→ **WRITTEN PROBLEM**:
From the line with "Extract the structured" through the final line, please write out the listing exactly, including both of those lines.

(Dataset rows)
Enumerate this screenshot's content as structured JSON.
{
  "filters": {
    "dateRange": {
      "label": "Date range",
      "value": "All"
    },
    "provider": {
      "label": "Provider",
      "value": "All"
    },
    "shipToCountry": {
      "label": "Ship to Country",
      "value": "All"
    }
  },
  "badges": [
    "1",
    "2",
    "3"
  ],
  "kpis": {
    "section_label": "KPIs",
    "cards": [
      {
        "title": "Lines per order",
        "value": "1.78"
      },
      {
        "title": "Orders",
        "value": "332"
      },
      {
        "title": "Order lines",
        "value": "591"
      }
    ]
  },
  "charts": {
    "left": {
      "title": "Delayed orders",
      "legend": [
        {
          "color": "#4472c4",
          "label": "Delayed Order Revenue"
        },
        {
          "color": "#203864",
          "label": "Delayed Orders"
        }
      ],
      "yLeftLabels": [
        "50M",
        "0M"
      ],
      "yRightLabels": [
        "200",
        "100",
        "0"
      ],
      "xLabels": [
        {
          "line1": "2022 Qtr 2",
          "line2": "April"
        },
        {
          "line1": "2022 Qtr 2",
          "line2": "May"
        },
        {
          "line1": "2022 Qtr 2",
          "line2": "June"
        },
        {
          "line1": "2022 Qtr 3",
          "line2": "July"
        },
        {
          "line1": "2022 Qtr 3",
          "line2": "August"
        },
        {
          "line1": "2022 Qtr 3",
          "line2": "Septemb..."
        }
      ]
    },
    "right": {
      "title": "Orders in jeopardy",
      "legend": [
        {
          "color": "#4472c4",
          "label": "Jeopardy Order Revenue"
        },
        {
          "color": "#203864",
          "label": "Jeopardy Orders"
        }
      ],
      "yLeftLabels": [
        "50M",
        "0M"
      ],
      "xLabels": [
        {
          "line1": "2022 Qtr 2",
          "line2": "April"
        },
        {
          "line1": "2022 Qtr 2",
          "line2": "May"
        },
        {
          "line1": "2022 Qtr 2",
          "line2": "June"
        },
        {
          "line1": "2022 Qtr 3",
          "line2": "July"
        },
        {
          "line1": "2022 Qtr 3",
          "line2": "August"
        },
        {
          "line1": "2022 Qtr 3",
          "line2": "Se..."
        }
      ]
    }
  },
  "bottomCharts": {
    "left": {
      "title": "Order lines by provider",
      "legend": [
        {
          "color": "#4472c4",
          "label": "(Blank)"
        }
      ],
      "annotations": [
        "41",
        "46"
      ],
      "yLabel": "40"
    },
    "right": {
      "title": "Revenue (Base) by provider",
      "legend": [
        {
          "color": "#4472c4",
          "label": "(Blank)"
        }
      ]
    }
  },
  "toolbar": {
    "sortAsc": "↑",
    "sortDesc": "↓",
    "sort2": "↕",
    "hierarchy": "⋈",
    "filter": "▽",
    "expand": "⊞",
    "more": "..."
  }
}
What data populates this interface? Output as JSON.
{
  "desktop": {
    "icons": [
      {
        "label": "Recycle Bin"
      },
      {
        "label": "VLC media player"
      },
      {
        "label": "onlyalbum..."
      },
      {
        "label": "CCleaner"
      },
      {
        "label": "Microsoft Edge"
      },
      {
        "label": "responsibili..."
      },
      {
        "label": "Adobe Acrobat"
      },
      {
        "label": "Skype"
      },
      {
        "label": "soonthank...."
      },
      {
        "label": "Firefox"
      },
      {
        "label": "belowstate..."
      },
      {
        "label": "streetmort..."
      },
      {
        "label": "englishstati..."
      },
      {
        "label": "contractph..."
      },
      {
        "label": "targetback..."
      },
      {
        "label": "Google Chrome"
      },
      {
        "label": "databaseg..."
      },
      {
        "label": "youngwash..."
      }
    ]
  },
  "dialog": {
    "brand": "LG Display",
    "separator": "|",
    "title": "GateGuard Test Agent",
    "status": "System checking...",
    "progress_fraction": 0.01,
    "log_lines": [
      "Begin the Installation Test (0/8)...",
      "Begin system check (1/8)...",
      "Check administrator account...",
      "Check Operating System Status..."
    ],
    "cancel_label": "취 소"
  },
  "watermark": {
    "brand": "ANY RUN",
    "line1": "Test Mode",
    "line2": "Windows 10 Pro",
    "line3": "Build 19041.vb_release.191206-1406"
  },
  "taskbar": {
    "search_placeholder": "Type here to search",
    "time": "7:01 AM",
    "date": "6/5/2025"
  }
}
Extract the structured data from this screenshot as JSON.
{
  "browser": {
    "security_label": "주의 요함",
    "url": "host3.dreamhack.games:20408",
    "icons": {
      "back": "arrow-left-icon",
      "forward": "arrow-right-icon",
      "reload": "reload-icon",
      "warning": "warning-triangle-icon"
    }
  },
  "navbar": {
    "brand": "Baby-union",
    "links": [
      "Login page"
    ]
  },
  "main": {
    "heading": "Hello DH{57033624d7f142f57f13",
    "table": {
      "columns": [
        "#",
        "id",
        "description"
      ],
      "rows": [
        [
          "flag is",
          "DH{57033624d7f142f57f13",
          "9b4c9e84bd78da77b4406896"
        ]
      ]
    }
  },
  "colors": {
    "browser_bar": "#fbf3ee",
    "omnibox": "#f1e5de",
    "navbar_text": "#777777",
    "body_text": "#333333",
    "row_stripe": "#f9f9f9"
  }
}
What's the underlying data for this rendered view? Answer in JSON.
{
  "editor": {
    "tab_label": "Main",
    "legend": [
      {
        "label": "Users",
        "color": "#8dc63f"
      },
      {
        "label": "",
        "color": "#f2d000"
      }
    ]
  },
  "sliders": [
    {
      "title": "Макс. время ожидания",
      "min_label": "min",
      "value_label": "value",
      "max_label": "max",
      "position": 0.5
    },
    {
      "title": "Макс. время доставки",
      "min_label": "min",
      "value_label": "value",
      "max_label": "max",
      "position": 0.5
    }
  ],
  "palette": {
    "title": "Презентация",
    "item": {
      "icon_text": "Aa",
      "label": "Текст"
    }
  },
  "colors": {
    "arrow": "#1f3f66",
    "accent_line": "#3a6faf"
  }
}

→ **RESPONSE TO THE TASK**:
Extract the structured data from this screenshot as JSON.
{
  "browser": {
    "security_label": "주의 요함",
    "url": "host3.dreamhack.games:20408",
    "icons": {
      "back": "arrow-left-icon",
      "forward": "arrow-right-icon",
      "reload": "reload-icon",
      "warning": "warning-triangle-icon"
    }
  },
  "navbar": {
    "brand": "Baby-union",
    "links": [
      "Login page"
    ]
  },
  "main": {
    "heading": "Hello DH{57033624d7f142f57f13",
    "table": {
      "columns": [
        "#",
        "id",
        "description"
      ],
      "rows": [
        [
          "flag is",
          "DH{57033624d7f142f57f13",
          "9b4c9e84bd78da77b4406896"
        ]
      ]
    }
  },
  "colors": {
    "browser_bar": "#fbf3ee",
    "omnibox": "#f1e5de",
    "navbar_text": "#777777",
    "body_text": "#333333",
    "row_stripe": "#f9f9f9"
  }
}
What's the underlying data for this rendered view? Answer in JSON.
{
  "editor": {
    "tab_label": "Main",
    "legend": [
      {
        "label": "Users",
        "color": "#8dc63f"
      },
      {
        "label": "",
        "color": "#f2d000"
      }
    ]
  },
  "sliders": [
    {
      "title": "Макс. время ожидания",
      "min_label": "min",
      "value_label": "value",
      "max_label": "max",
      "position": 0.5
    },
    {
      "title": "Макс. время доставки",
      "min_label": "min",
      "value_label": "value",
      "max_label": "max",
      "position": 0.5
    }
  ],
  "palette": {
    "title": "Презентация",
    "item": {
      "icon_text": "Aa",
      "label": "Текст"
    }
  },
  "colors": {
    "arrow": "#1f3f66",
    "accent_line": "#3a6faf"
  }
}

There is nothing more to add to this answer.